◆ EXERCISE AIM ◆
Exactly repeat the full listing that follows.

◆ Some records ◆
## start
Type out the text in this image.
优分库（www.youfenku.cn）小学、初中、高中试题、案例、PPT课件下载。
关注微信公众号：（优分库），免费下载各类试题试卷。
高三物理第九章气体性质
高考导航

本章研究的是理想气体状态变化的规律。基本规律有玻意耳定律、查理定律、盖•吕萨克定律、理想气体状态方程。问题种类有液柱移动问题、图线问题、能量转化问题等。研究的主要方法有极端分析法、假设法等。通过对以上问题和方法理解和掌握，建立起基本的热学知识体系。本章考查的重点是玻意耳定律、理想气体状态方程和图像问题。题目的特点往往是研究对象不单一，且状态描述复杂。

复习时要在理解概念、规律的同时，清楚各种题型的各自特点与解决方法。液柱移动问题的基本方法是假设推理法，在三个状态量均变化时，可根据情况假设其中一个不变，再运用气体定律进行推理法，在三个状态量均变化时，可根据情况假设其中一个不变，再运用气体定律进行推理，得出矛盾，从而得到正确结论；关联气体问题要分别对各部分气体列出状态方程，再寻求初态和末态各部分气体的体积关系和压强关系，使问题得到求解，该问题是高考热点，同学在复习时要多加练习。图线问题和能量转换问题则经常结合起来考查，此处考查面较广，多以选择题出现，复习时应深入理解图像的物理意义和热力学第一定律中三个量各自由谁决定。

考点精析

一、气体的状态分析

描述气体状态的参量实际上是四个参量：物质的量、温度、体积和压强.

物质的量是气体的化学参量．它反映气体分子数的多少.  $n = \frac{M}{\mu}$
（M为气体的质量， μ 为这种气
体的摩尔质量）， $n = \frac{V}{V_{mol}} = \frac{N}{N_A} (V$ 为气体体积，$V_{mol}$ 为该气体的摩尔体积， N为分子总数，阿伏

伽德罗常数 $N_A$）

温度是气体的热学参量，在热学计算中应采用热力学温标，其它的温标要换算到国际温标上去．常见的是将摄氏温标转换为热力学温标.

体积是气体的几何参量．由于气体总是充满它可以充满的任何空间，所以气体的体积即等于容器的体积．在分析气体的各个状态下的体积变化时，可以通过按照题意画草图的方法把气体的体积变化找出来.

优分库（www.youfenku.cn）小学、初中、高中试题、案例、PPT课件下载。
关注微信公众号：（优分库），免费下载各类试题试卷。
## end
◆ WRITTEN REPLY ◆
Type out the text in this image.
优分库（www.youfenku.cn）小学、初中、高中试题、案例、PPT课件下载。
关注微信公众号：（优分库），免费下载各类试题试卷。
高三物理第九章气体性质
高考导航

本章研究的是理想气体状态变化的规律。基本规律有玻意耳定律、查理定律、盖•吕萨克定律、理想气体状态方程。问题种类有液柱移动问题、图线问题、能量转化问题等。研究的主要方法有极端分析法、假设法等。通过对以上问题和方法理解和掌握，建立起基本的热学知识体系。本章考查的重点是玻意耳定律、理想气体状态方程和图像问题。题目的特点往往是研究对象不单一，且状态描述复杂。

复习时要在理解概念、规律的同时，清楚各种题型的各自特点与解决方法。液柱移动问题的基本方法是假设推理法，在三个状态量均变化时，可根据情况假设其中一个不变，再运用气体定律进行推理法，在三个状态量均变化时，可根据情况假设其中一个不变，再运用气体定律进行推理，得出矛盾，从而得到正确结论；关联气体问题要分别对各部分气体列出状态方程，再寻求初态和末态各部分气体的体积关系和压强关系，使问题得到求解，该问题是高考热点，同学在复习时要多加练习。图线问题和能量转换问题则经常结合起来考查，此处考查面较广，多以选择题出现，复习时应深入理解图像的物理意义和热力学第一定律中三个量各自由谁决定。

考点精析

一、气体的状态分析

描述气体状态的参量实际上是四个参量：物质的量、温度、体积和压强.

物质的量是气体的化学参量．它反映气体分子数的多少.  $n = \frac{M}{\mu}$
（M为气体的质量， μ 为这种气
体的摩尔质量）， $n = \frac{V}{V_{mol}} = \frac{N}{N_A} (V$ 为气体体积，$V_{mol}$ 为该气体的摩尔体积， N为分子总数，阿伏

伽德罗常数 $N_A$）

温度是气体的热学参量，在热学计算中应采用热力学温标，其它的温标要换算到国际温标上去．常见的是将摄氏温标转换为热力学温标.

体积是气体的几何参量．由于气体总是充满它可以充满的任何空间，所以气体的体积即等于容器的体积．在分析气体的各个状态下的体积变化时，可以通过按照题意画草图的方法把气体的体积变化找出来.

优分库（www.youfenku.cn）小学、初中、高中试题、案例、PPT课件下载。
关注微信公众号：（优分库），免费下载各类试题试卷。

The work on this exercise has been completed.